▸ **What you have to do**:
Below are some records. Say how many of their lines contain the string "acids", and give nothing but the number.

####

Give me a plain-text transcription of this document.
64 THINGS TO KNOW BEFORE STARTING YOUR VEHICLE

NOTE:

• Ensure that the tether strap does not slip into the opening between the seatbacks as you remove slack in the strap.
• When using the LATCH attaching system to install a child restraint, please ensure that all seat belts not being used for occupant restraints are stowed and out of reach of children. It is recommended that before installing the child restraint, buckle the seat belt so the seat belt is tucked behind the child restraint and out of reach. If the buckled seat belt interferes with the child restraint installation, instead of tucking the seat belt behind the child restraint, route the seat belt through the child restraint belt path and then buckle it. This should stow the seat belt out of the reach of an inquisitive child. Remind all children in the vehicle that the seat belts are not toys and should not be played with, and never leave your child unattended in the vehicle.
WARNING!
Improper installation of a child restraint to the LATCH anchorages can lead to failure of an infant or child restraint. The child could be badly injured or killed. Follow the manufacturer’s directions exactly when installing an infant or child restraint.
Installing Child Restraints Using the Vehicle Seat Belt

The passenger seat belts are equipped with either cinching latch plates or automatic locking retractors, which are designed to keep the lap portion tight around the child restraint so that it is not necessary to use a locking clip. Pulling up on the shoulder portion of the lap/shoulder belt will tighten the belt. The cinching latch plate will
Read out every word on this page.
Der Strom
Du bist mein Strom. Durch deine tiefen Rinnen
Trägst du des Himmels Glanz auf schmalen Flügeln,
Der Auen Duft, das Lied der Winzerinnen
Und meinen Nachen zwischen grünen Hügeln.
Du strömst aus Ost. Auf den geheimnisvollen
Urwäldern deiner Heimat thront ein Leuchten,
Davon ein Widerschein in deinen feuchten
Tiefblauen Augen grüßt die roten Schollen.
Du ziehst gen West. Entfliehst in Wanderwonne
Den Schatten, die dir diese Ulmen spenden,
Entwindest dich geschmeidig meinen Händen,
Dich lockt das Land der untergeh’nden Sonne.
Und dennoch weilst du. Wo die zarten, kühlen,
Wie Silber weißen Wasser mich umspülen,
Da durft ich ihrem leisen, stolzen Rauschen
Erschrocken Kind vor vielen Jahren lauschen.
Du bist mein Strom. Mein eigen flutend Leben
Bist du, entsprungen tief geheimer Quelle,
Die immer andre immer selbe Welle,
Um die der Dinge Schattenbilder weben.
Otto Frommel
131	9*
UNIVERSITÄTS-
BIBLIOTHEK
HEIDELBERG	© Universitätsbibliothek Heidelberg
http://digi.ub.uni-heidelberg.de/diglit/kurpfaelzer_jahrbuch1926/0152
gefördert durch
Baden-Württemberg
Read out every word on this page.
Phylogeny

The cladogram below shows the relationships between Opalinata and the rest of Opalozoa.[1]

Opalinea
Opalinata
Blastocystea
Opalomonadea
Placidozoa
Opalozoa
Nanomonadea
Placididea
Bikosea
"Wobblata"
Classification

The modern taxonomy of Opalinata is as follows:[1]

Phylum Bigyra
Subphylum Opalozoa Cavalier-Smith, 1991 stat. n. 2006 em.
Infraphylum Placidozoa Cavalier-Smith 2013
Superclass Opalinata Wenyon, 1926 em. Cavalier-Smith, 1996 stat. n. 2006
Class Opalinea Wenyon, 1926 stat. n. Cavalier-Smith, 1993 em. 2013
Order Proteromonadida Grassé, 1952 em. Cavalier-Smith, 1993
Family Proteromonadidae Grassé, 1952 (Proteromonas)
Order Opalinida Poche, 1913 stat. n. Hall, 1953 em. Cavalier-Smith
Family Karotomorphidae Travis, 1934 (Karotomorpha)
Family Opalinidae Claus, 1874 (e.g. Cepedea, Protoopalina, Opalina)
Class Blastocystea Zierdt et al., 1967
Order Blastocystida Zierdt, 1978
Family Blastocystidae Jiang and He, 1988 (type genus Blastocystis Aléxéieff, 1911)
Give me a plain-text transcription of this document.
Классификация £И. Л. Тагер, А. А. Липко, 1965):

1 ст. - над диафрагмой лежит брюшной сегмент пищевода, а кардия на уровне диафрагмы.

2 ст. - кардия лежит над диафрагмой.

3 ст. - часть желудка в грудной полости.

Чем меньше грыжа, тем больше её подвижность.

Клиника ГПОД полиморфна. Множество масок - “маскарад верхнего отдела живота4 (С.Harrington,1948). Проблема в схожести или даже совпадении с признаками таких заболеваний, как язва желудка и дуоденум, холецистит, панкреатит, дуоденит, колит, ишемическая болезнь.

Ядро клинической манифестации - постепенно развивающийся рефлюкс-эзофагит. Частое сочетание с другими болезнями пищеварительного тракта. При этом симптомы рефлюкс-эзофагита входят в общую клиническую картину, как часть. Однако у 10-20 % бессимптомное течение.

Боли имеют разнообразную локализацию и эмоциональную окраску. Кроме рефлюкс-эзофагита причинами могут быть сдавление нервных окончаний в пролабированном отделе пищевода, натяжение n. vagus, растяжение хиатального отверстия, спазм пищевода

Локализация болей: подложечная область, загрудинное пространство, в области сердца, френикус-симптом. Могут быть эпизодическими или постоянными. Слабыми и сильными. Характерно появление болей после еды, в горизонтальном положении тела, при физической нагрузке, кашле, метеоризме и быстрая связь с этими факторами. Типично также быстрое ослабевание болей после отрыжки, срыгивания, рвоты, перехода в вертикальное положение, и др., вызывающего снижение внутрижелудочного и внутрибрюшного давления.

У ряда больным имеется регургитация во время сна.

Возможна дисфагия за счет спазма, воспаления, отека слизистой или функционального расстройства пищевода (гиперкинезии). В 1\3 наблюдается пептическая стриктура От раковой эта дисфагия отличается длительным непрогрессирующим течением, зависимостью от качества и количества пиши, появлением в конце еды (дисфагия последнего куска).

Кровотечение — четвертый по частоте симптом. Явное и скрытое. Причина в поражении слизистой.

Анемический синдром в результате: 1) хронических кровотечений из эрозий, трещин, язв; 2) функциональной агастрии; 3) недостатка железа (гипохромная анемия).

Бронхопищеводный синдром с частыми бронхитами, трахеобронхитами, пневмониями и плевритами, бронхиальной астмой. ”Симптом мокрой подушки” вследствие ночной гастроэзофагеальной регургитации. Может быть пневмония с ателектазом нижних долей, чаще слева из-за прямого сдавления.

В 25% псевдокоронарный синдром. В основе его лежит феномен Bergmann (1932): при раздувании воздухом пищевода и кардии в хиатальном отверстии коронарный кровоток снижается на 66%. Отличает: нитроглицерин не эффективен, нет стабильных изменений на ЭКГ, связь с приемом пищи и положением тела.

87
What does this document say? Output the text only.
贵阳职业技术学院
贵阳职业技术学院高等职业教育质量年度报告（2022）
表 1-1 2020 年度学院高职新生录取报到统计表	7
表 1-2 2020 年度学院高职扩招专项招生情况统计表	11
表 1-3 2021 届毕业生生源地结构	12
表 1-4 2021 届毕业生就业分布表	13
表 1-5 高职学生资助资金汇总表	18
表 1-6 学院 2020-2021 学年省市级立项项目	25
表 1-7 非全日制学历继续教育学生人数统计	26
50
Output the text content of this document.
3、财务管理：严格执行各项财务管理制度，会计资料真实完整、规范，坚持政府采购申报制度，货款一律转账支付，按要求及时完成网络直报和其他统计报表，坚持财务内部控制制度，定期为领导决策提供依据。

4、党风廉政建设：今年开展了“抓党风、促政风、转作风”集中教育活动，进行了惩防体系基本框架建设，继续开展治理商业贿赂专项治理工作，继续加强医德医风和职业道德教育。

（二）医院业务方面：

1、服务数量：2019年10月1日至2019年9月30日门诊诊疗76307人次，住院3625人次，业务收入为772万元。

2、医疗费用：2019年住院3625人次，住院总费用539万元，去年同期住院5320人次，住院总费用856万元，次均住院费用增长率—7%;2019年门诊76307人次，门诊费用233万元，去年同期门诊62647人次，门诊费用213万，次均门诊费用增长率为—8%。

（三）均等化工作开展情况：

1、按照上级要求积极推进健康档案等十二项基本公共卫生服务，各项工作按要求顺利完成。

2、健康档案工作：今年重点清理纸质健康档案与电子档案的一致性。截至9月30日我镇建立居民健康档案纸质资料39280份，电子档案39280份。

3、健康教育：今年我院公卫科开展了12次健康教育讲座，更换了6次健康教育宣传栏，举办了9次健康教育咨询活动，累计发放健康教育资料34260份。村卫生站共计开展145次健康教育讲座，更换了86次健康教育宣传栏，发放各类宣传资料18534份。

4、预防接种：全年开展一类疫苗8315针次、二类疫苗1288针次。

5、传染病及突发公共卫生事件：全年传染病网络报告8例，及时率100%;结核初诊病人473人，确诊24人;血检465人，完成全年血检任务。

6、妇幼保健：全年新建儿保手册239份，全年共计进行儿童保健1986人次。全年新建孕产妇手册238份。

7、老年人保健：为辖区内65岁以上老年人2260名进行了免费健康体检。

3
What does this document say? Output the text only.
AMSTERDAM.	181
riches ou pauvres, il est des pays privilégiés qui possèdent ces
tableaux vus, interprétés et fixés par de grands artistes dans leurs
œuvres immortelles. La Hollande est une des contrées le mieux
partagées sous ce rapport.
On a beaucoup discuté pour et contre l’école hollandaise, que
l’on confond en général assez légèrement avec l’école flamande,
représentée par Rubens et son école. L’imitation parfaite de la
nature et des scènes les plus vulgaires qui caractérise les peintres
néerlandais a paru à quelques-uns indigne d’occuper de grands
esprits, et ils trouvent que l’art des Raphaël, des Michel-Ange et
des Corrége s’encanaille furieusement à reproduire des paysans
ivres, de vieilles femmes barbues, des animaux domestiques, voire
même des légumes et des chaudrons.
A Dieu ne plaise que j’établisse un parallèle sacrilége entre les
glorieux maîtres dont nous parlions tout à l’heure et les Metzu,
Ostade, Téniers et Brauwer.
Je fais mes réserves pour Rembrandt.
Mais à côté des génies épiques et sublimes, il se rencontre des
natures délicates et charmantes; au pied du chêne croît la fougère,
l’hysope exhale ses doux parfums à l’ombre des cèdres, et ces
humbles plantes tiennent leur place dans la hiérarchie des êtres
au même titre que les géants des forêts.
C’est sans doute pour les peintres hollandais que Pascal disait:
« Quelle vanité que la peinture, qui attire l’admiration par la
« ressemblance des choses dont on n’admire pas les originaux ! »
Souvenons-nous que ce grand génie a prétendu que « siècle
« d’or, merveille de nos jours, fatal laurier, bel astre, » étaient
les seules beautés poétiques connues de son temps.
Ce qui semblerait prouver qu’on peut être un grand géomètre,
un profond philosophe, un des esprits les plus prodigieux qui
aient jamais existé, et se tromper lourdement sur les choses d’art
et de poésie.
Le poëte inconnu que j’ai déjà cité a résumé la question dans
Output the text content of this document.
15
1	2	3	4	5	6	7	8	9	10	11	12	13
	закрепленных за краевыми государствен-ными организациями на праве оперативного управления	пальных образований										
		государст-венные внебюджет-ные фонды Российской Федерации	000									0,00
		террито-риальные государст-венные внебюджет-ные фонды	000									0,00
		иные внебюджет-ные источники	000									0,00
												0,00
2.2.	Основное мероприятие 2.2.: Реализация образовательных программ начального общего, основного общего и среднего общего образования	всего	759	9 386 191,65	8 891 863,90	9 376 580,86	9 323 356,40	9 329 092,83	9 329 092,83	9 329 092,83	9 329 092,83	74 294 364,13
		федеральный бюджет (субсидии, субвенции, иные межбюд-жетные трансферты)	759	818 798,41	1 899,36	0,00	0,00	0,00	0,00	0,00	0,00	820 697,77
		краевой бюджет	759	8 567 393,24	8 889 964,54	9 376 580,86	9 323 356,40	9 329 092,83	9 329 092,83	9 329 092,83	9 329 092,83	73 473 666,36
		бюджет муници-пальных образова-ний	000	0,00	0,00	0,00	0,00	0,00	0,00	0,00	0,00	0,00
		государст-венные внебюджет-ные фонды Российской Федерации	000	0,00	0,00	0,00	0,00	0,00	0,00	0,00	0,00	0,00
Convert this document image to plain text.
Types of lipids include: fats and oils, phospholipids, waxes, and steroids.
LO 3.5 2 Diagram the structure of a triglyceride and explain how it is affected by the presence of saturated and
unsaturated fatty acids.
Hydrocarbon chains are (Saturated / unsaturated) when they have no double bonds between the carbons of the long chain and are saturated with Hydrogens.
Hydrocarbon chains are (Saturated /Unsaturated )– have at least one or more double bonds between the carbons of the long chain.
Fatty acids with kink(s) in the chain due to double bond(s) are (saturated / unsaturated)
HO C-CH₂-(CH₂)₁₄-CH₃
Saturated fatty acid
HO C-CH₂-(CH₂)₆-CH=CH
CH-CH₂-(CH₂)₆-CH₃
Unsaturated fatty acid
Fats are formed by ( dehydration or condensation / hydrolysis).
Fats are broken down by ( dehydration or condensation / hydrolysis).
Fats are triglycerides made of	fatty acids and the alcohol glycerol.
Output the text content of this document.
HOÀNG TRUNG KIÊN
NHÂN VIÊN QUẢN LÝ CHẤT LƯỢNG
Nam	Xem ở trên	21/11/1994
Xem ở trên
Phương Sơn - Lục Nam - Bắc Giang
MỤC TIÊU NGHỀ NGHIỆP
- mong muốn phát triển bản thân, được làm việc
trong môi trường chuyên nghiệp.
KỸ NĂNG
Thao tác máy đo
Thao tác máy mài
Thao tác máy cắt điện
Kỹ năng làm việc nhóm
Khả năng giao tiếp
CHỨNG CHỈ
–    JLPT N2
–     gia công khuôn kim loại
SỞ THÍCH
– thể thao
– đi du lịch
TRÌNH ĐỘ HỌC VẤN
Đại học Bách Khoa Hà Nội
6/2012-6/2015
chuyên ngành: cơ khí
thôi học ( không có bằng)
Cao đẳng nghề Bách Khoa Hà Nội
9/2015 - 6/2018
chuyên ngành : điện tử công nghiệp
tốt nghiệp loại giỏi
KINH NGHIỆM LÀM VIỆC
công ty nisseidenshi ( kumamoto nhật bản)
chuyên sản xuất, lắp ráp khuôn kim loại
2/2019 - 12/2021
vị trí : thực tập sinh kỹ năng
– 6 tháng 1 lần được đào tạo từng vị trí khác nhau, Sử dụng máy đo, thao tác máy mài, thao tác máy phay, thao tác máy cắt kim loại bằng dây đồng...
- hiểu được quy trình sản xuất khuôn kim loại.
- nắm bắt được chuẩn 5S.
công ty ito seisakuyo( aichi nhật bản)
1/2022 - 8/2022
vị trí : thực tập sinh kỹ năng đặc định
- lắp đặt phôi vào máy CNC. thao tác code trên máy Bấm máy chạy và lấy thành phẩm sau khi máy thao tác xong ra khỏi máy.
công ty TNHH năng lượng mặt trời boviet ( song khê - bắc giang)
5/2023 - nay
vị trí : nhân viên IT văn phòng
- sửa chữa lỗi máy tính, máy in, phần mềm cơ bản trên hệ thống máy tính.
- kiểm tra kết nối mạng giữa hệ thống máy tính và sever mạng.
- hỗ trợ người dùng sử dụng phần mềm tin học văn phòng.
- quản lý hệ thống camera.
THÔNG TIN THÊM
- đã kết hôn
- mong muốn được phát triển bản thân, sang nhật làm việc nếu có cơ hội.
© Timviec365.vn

####

▸ **Finished task**:
3